• [What you will do]:
State how many lines hold the word "this", with no other words.

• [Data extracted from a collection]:
--- Start ---

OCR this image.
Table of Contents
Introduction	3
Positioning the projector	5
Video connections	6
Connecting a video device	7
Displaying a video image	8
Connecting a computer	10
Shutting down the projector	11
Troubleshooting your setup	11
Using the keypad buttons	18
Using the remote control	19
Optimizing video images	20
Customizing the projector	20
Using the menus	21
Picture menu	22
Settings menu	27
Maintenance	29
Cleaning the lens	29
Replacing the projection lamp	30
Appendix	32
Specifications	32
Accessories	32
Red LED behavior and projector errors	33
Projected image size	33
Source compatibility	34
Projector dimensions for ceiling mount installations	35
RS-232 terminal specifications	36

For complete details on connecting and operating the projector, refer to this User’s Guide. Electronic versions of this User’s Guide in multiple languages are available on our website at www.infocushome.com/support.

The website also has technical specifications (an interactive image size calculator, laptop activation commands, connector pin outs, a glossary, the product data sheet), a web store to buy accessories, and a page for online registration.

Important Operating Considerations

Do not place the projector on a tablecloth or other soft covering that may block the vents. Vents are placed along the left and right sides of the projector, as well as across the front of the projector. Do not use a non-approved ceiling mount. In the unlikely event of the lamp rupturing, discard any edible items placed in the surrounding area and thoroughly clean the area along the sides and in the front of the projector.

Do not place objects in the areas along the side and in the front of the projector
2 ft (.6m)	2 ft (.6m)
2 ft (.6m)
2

--- End ---

• [Answer]:
2